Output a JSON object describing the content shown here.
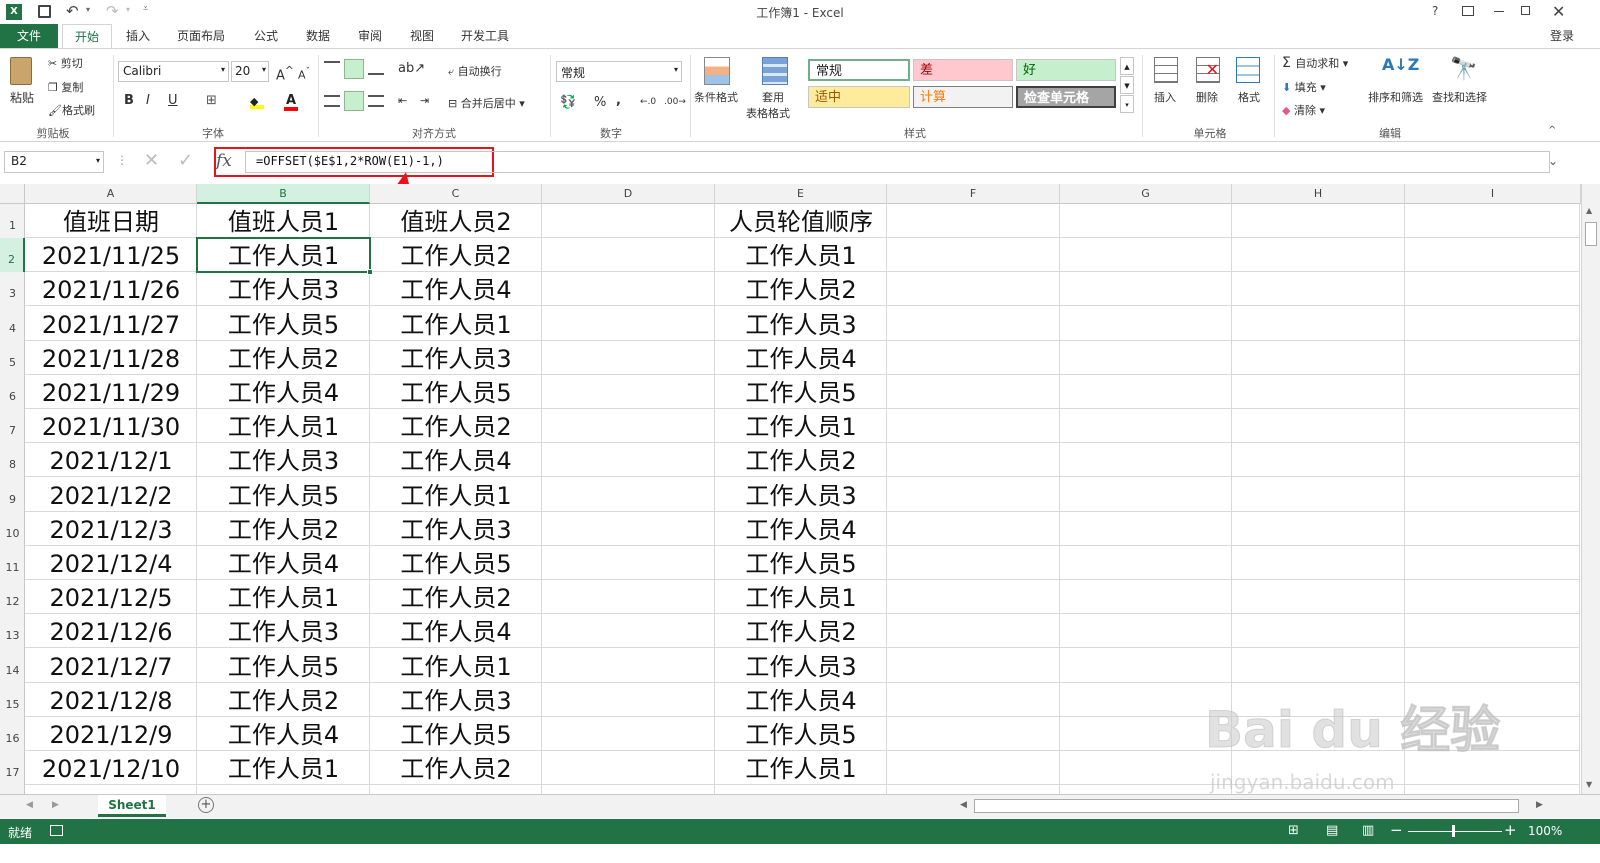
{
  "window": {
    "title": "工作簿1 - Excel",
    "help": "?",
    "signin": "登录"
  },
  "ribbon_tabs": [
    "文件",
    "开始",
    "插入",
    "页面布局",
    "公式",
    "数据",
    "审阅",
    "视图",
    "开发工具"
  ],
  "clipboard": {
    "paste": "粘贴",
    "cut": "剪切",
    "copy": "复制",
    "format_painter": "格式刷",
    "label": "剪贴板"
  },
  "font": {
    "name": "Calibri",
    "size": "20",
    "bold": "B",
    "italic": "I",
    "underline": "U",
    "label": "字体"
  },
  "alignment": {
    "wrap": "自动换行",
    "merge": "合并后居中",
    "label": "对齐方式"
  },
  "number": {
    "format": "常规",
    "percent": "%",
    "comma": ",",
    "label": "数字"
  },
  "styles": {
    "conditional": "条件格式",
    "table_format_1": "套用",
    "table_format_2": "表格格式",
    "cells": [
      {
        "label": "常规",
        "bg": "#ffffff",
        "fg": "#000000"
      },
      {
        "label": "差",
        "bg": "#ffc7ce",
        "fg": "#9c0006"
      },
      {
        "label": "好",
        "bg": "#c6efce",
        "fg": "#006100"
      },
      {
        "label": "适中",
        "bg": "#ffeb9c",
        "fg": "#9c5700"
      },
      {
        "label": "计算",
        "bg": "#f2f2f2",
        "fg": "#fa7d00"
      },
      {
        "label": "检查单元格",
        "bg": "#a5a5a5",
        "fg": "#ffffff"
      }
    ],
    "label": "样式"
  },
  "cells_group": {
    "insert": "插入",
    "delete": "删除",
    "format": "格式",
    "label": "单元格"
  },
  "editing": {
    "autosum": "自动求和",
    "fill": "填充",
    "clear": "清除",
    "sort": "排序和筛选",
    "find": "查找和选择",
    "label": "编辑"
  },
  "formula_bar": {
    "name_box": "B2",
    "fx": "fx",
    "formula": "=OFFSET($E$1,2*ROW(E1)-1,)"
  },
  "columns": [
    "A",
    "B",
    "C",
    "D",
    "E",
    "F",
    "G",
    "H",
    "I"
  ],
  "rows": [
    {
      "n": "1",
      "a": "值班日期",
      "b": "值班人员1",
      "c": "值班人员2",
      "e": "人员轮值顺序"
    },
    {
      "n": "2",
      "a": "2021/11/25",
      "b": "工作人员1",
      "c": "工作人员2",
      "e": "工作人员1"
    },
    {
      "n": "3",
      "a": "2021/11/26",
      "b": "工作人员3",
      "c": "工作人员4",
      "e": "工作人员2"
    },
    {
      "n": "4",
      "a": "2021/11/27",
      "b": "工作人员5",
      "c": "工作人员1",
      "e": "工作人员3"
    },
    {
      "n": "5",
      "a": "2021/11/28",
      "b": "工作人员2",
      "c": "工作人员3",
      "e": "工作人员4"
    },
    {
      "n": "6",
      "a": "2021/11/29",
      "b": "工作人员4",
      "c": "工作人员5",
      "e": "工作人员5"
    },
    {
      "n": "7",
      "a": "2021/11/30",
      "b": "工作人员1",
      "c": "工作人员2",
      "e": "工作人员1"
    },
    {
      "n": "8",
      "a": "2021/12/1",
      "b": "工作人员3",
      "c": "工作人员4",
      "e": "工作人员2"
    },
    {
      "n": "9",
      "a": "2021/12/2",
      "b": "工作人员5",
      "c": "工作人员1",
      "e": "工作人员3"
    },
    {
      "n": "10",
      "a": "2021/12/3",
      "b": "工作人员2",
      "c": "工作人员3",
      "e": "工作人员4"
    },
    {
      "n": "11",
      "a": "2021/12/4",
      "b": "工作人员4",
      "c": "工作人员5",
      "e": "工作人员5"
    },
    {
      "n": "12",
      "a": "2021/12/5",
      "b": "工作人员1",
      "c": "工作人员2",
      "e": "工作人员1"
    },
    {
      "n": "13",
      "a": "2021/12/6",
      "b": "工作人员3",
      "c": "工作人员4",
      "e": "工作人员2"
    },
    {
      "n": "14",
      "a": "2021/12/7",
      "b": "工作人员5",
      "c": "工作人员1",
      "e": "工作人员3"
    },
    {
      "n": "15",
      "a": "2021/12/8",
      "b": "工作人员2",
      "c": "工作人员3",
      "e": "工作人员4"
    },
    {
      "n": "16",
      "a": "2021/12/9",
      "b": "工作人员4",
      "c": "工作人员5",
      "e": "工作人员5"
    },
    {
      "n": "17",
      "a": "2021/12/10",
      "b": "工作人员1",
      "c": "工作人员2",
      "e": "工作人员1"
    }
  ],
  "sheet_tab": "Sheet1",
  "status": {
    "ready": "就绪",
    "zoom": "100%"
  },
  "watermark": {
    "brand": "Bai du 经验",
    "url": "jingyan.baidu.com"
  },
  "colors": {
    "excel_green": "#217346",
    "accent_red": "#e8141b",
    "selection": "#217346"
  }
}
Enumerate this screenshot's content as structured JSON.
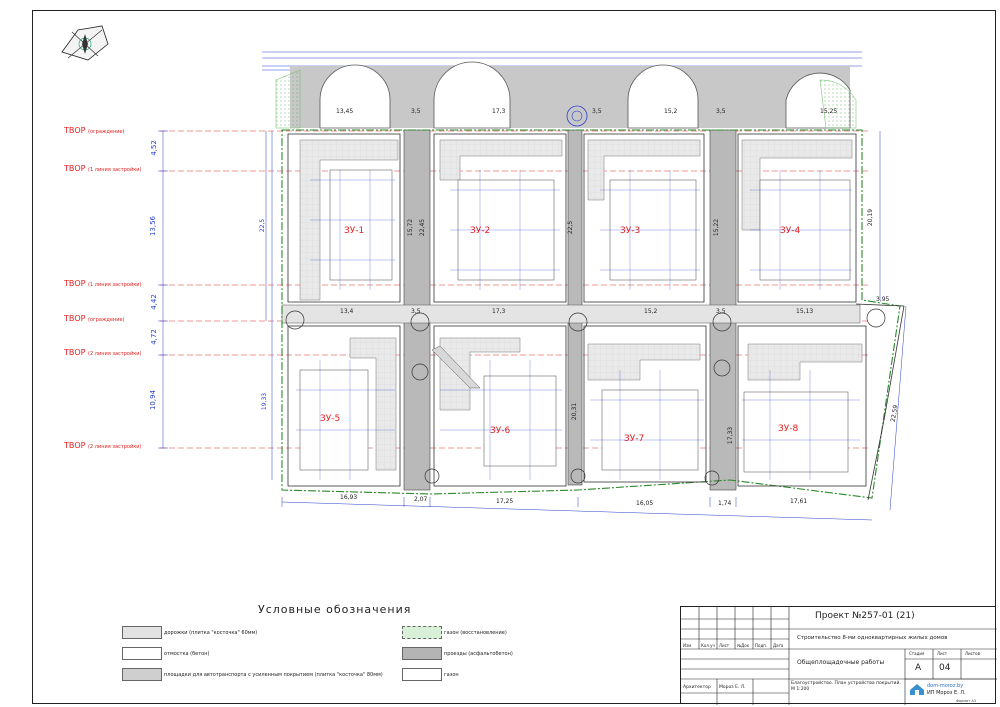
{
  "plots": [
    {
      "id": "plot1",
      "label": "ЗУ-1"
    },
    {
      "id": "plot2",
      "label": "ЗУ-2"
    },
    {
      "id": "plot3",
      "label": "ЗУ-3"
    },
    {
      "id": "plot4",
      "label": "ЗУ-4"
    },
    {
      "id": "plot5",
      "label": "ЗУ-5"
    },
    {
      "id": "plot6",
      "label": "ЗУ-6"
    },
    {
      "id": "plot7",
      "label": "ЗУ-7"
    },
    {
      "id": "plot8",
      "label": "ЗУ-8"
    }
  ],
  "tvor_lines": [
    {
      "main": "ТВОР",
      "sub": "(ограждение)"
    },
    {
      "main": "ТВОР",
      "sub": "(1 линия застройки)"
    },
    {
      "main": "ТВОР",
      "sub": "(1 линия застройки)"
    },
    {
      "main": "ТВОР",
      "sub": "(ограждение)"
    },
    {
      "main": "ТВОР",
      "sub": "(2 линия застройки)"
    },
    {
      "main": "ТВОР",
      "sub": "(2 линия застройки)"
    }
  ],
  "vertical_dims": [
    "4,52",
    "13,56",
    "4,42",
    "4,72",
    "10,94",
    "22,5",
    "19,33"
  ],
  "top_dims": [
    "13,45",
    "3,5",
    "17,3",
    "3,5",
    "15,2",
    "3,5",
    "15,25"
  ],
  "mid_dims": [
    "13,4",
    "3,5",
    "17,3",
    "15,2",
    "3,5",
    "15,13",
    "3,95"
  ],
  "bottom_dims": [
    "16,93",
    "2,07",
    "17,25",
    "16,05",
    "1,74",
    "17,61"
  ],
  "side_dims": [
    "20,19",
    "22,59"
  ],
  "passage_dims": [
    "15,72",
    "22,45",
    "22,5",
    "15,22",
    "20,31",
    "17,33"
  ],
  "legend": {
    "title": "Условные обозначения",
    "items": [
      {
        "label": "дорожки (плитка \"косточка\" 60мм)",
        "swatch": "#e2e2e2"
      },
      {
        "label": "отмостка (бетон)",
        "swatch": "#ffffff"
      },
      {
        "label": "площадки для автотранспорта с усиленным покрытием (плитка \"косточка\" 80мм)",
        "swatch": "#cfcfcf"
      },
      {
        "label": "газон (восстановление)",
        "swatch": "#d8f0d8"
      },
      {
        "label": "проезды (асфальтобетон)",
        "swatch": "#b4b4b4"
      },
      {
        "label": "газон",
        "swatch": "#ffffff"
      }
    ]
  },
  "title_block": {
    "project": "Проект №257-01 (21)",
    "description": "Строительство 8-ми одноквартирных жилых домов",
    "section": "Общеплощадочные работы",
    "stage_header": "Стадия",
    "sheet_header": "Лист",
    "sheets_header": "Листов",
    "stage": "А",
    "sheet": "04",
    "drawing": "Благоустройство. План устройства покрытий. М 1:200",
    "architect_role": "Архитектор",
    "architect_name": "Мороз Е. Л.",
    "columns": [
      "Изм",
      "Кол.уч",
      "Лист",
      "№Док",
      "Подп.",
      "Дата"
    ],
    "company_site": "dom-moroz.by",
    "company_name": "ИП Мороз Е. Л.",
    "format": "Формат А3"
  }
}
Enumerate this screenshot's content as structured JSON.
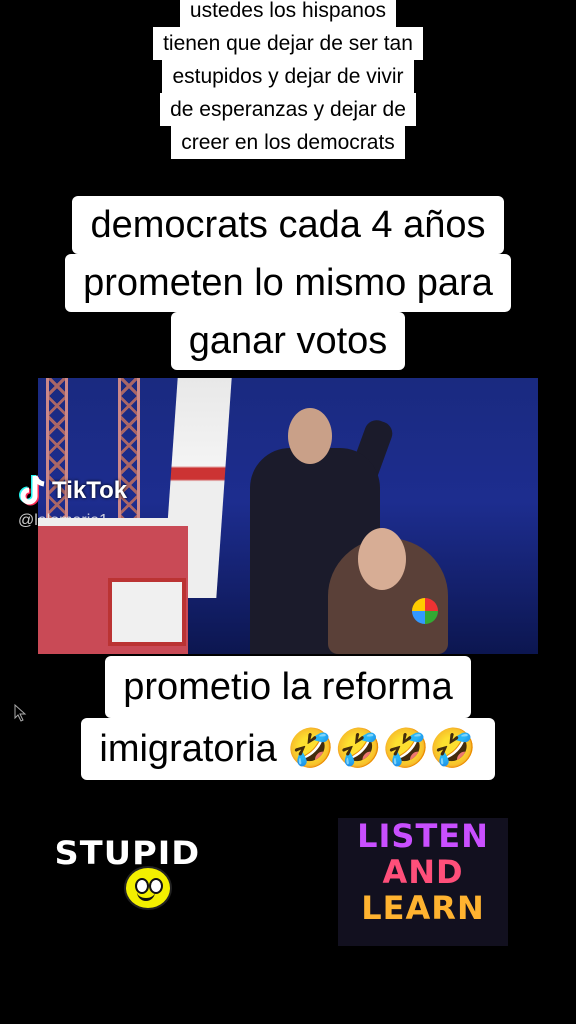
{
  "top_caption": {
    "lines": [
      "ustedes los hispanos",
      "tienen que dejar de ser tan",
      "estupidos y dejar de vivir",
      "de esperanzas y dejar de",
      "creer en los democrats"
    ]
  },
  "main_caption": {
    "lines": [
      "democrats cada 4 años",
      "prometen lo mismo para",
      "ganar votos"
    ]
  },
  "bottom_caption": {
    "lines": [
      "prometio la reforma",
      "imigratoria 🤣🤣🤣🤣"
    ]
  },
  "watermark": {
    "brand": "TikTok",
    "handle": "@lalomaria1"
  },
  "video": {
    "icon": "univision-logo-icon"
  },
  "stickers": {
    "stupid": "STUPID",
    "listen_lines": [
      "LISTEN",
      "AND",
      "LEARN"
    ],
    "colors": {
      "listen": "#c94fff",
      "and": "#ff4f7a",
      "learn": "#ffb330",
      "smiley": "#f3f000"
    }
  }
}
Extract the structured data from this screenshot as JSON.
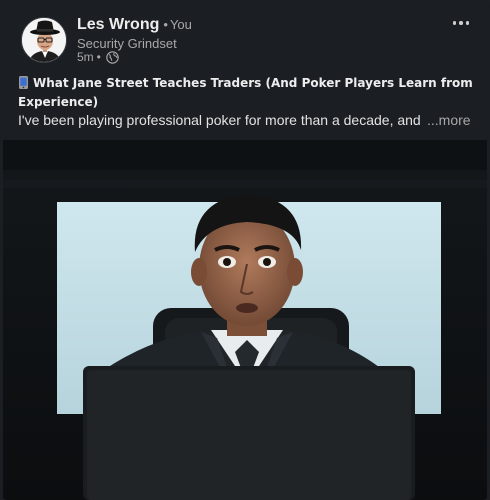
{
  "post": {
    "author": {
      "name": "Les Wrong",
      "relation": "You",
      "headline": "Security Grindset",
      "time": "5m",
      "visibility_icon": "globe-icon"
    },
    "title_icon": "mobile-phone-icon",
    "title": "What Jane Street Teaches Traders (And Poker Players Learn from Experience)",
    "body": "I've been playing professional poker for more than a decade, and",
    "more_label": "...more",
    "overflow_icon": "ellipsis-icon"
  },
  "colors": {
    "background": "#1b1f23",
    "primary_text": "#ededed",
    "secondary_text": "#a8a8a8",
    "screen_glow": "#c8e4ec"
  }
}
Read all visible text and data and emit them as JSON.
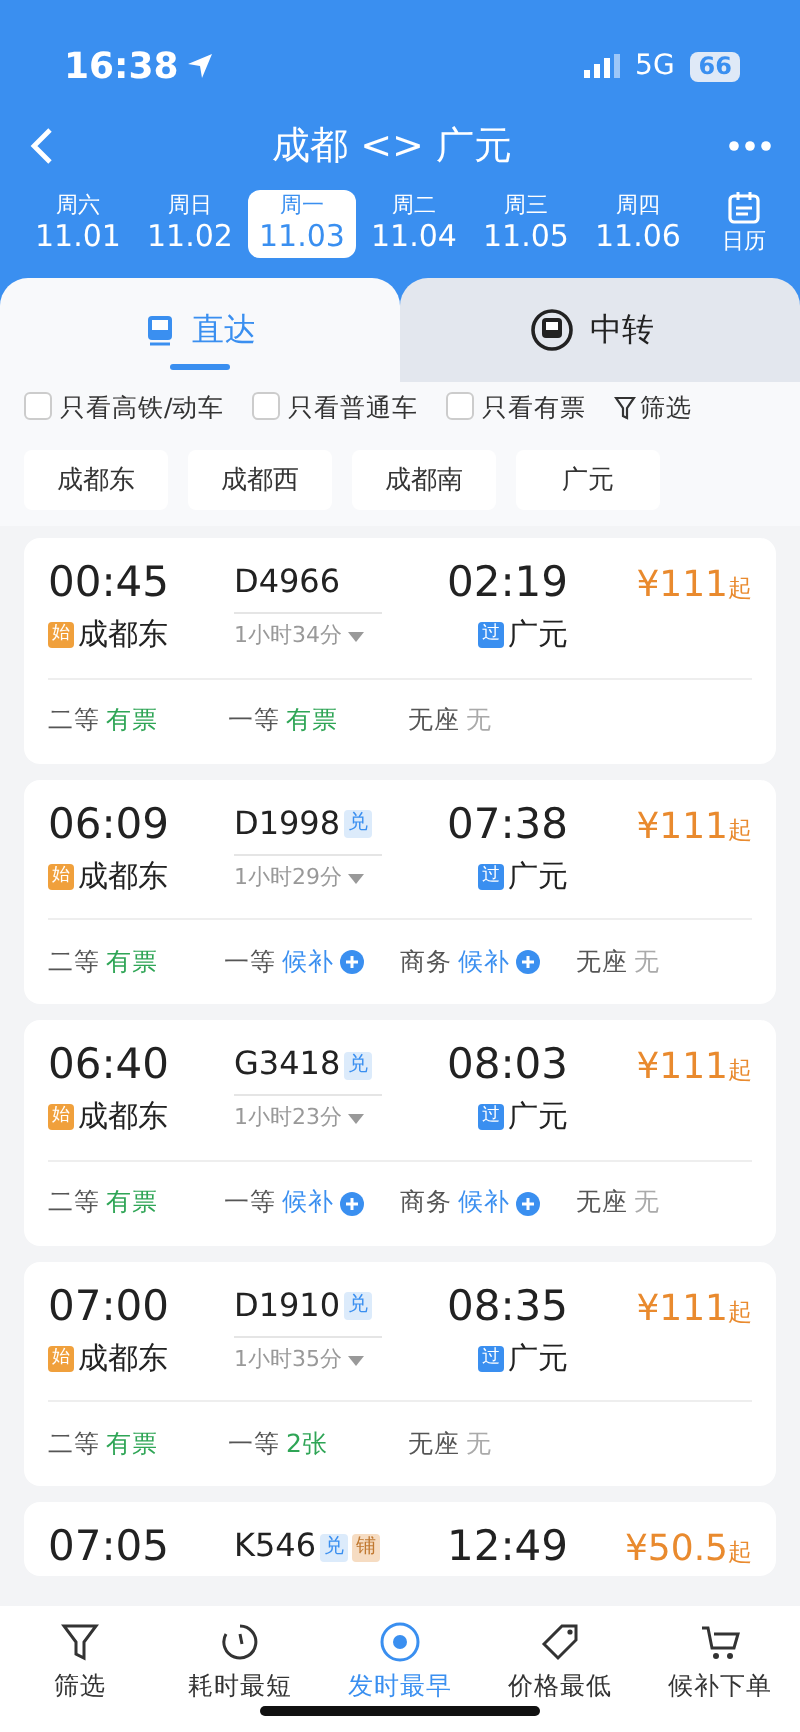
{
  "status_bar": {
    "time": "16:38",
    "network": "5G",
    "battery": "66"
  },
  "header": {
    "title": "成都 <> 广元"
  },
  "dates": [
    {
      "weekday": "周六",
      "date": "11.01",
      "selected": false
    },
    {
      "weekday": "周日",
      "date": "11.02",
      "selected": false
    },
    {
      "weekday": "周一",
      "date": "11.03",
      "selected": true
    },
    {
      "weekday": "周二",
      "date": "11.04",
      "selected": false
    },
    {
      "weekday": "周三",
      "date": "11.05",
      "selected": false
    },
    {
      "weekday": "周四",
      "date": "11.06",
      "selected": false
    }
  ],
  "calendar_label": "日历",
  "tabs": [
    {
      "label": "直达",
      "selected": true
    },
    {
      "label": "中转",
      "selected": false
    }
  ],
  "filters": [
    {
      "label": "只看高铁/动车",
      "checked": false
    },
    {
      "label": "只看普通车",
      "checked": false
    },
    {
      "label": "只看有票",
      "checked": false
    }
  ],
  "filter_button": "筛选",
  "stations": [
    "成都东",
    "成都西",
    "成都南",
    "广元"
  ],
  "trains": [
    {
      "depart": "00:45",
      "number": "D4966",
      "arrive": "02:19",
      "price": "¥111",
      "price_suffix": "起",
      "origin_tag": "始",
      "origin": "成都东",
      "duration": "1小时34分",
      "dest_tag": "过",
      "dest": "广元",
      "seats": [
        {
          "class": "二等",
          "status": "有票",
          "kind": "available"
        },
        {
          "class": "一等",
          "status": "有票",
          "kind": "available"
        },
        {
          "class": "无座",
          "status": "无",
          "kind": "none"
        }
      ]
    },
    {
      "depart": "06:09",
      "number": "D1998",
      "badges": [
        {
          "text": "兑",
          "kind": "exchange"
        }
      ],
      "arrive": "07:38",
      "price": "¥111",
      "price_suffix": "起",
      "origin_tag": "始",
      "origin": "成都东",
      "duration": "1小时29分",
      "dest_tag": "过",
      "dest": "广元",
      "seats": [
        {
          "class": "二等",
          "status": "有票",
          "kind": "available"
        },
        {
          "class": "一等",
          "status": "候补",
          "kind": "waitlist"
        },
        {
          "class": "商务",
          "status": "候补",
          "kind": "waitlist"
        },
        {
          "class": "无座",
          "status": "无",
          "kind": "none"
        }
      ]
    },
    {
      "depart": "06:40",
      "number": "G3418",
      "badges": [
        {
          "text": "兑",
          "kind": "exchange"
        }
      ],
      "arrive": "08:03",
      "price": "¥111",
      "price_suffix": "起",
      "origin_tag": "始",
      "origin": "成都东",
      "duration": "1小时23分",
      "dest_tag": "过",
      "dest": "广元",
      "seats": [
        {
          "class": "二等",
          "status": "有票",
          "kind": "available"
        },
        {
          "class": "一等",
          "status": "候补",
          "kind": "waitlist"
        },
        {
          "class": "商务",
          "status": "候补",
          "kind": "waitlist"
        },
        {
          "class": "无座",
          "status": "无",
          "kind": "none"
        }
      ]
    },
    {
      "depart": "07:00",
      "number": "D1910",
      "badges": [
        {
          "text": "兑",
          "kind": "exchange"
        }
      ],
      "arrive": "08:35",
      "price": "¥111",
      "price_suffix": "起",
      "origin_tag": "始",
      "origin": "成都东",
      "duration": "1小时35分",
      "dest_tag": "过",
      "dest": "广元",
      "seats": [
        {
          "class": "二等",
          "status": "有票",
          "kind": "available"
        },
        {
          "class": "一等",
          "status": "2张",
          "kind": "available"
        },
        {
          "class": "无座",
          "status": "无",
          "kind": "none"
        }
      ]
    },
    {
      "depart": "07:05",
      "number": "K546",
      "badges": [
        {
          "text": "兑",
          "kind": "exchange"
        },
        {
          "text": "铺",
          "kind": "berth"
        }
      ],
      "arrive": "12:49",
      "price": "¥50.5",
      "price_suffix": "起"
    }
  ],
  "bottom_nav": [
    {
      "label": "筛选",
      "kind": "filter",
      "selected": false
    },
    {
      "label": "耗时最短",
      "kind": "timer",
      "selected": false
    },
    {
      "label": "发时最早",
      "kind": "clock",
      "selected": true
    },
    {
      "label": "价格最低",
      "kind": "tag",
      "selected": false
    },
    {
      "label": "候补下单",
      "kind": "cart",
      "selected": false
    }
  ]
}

Your objective
Track down every line of the material containing the string "weekday", and copy it.

Answer to this exercise
      "weekday": "周六",
      "weekday": "周日",
      "weekday": "周一",
      "weekday": "周二",
      "weekday": "周三",
      "weekday": "周四",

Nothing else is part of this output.